Raw records:
******

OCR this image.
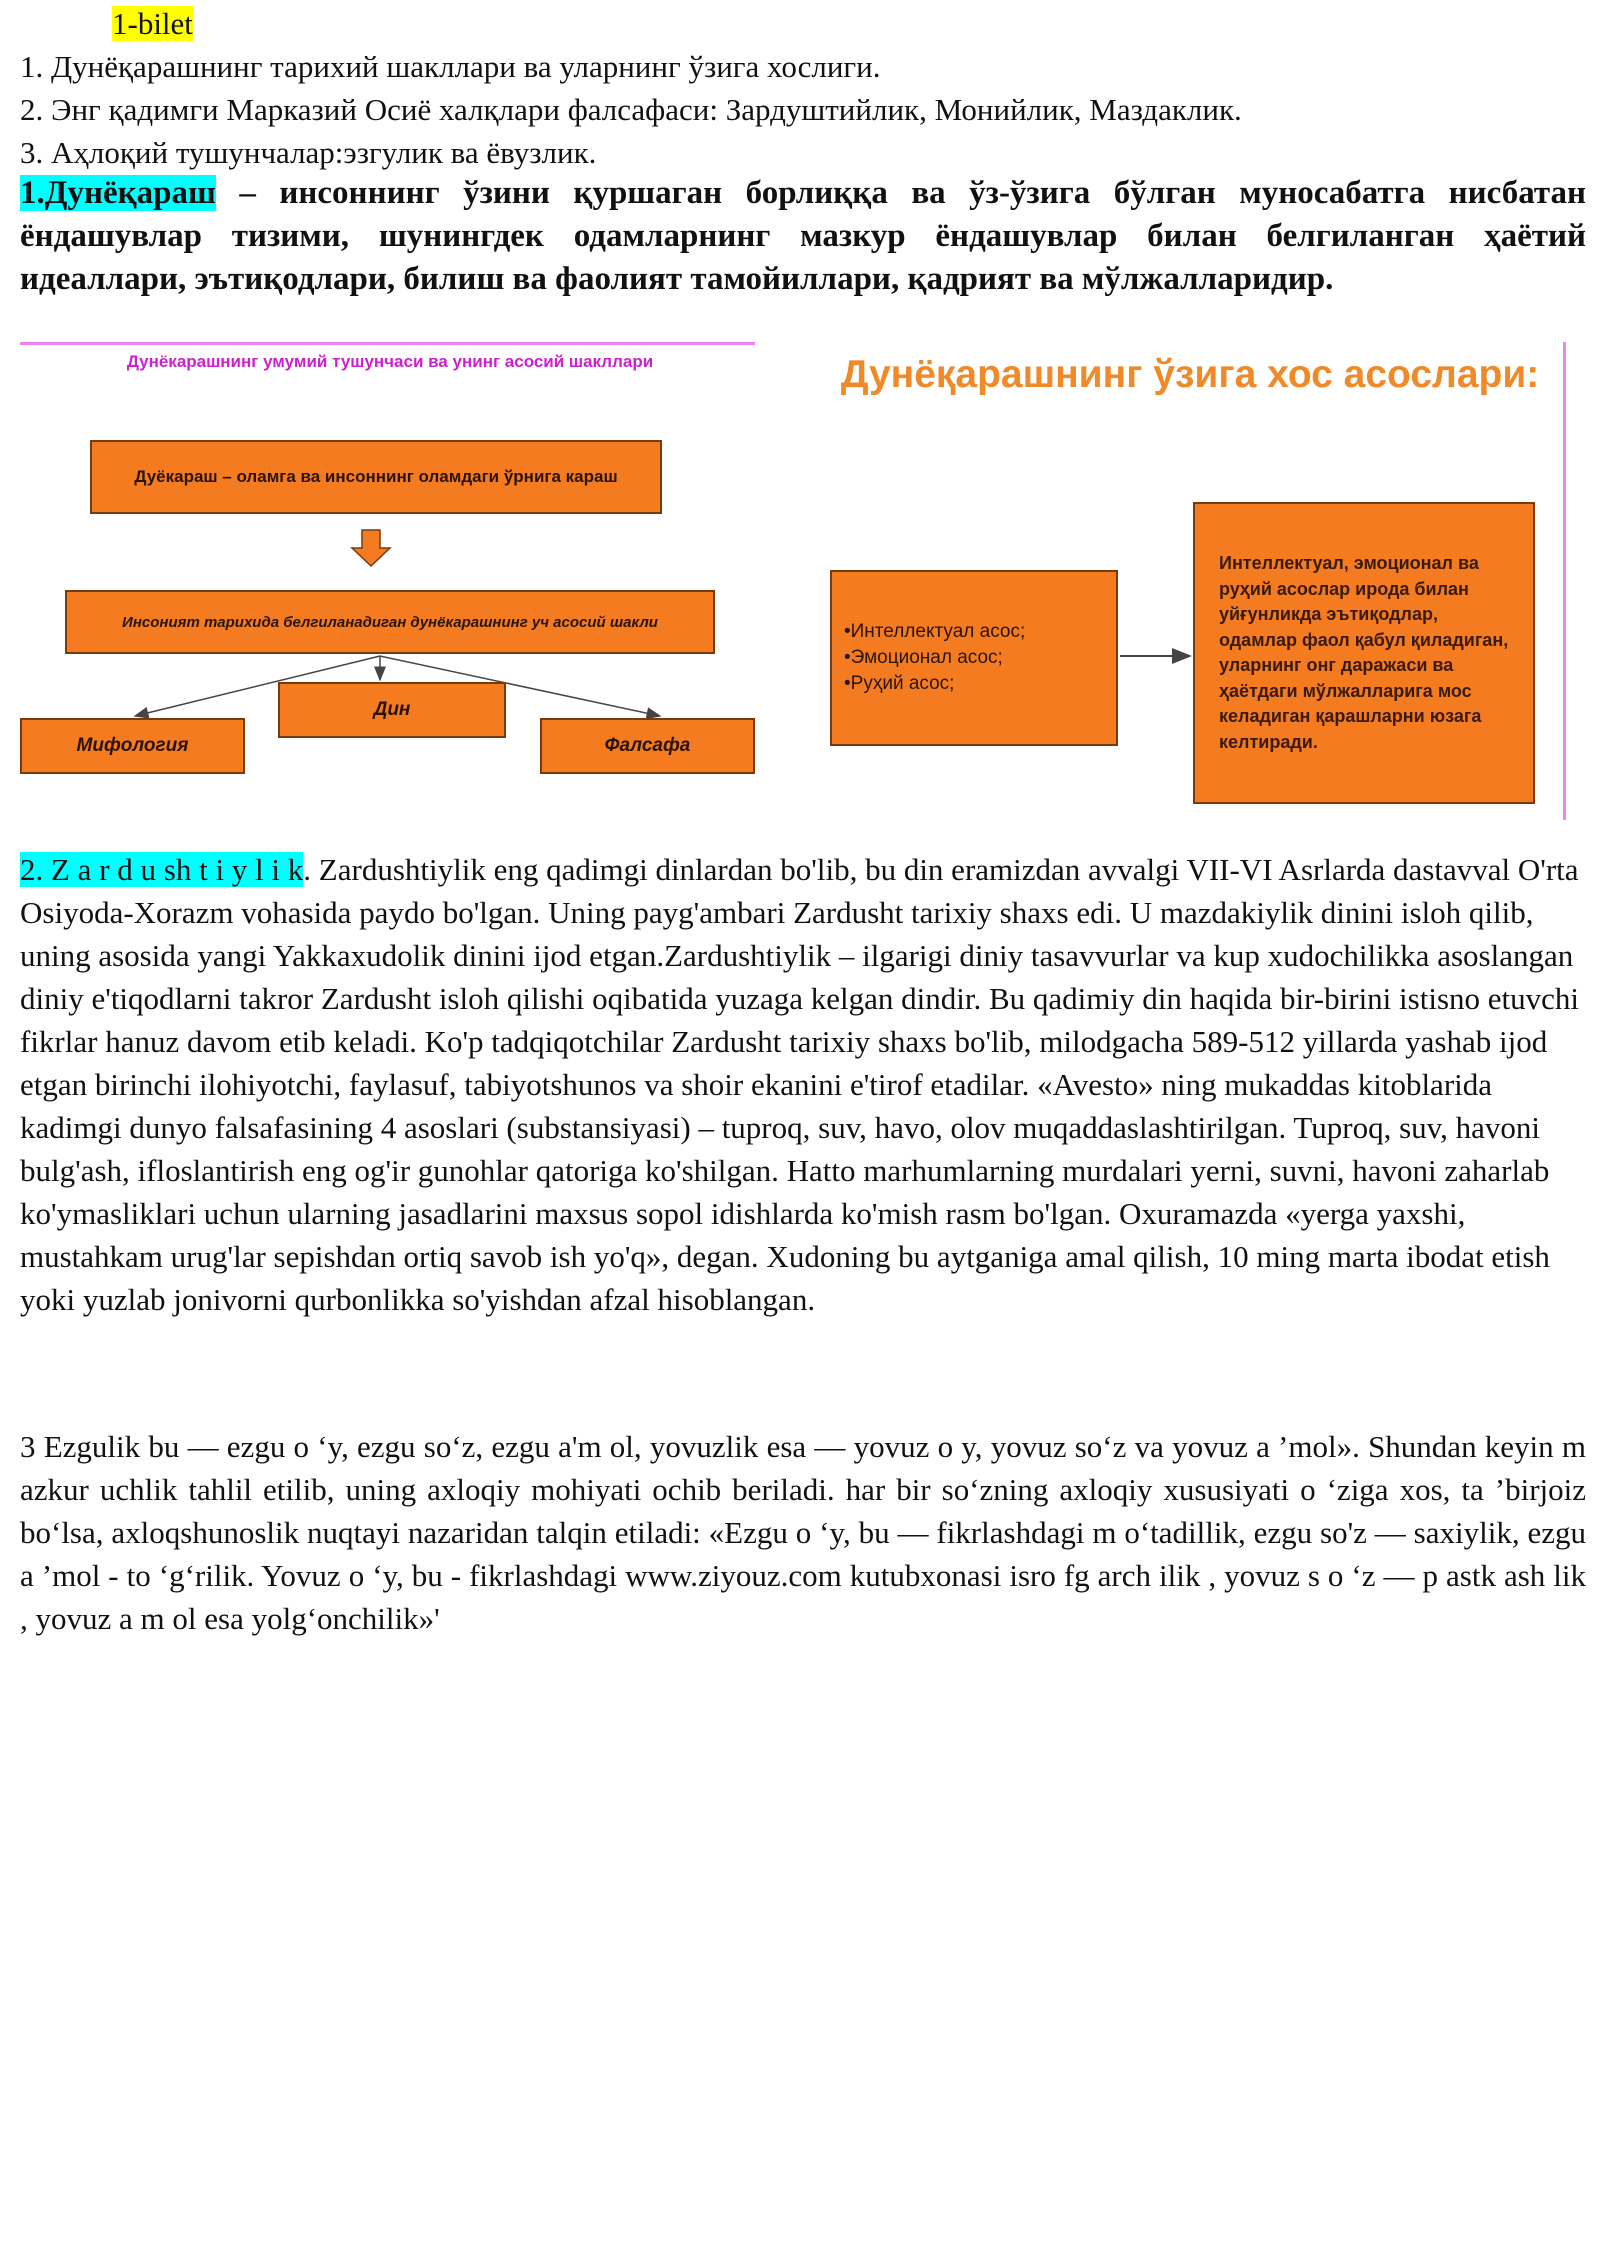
1-bilet
1. Дунёқарашнинг тарихий шакллари ва уларнинг ўзига хослиги.
2. Энг қадимги Марказий Осиё халқлари фалсафаси: Зардуштийлик, Монийлик, Маздаклик.
3. Аҳлоқий тушунчалар:эзгулик ва ёвузлик.
1.Дунёқараш – инсоннинг ўзини қуршаган борлиққа ва ўз-ўзига бўлган муносабатга нисбатан ёндашувлар тизими, шунингдек одамларнинг мазкур ёндашувлар билан белгиланган ҳаётий идеаллари, эътиқодлари, билиш ва фаолият тамойиллари, қадрият ва мўлжалларидир.
Дунёкарашнинг умумий тушунчаси ва унинг асосий шакллари
Дуёкараш – оламга ва инсоннинг оламдаги ўрнига караш
Инсоният тарихида белгиланадиган дунёкарашнинг уч асосий шакли
Мифология
Дин
Фалсафа
Дунёқарашнинг ўзига хос асослари:
•Интеллектуал асос;
•Эмоционал асос;
•Руҳий асос;
Интеллектуал, эмоционал ва руҳий асослар ирода билан уйғунликда эътиқодлар, одамлар фаол қабул қиладиган, уларнинг онг даражаси ва ҳаётдаги мўлжалларига мос келадиган қарашларни юзага келтиради.
2. Z a r d u sh t i y l i k. Zardushtiylik eng qadimgi dinlardan bo'lib, bu din eramizdan avvalgi VII-VI Asrlarda dastavval O'rta Osiyoda-Xorazm vohasida paydo bo'lgan. Uning payg'ambari Zardusht tarixiy shaxs edi. U mazdakiylik dinini isloh qilib, uning asosida yangi Yakkaxudolik dinini ijod etgan.Zardushtiylik – ilgarigi diniy tasavvurlar va kup xudochilikka asoslangan diniy e'tiqodlarni takror Zardusht isloh qilishi oqibatida yuzaga kelgan dindir. Bu qadimiy din haqida bir-birini istisno etuvchi fikrlar hanuz davom etib keladi. Ko'p tadqiqotchilar Zardusht tarixiy shaxs bo'lib, milodgacha 589-512 yillarda yashab ijod etgan birinchi ilohiyotchi, faylasuf, tabiyotshunos va shoir ekanini e'tirof etadilar. «Avesto» ning mukaddas kitoblarida kadimgi dunyo falsafasining 4 asoslari (substansiyasi) – tuproq, suv, havo, olov muqaddaslashtirilgan. Tuproq, suv, havoni bulg'ash, ifloslantirish eng og'ir gunohlar qatoriga ko'shilgan. Hatto marhumlarning murdalari yerni, suvni, havoni zaharlab ko'ymasliklari uchun ularning jasadlarini maxsus sopol idishlarda ko'mish rasm bo'lgan. Oxuramazda «yerga yaxshi, mustahkam urug'lar sepishdan ortiq savob ish yo'q», degan. Xudoning bu aytganiga amal qilish, 10 ming marta ibodat etish yoki yuzlab jonivorni qurbonlikka so'yishdan afzal hisoblangan.
3 Ezgulik bu — ezgu o ‘y, ezgu so‘z, ezgu a'm ol, yovuzlik esa — yovuz o y, yovuz so‘z va yovuz a ’mol». Shundan keyin m azkur uchlik tahlil etilib, uning axloqiy mohiyati ochib beriladi. har bir so‘zning axloqiy xususiyati o ‘ziga xos, ta ’birjoiz bo‘lsa, axloqshunoslik nuqtayi nazaridan talqin etiladi: «Ezgu o ‘y, bu — fikrlashdagi m o‘tadillik, ezgu so'z — saxiylik, ezgu a ’mol - to ‘g‘rilik. Yovuz o ‘y, bu - fikrlashdagi www.ziyouz.com kutubxonasi isro fg arch ilik , yovuz s o ‘z — p astk ash lik , yovuz a m ol esa yolg‘onchilik»'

******

→ **Given exercise**: Copy out each line of the material that holds the word "асосий".

→ **Task solution**:
Дунёкарашнинг умумий тушунчаси ва унинг асосий шакллари
Инсоният тарихида белгиланадиган дунёкарашнинг уч асосий шакли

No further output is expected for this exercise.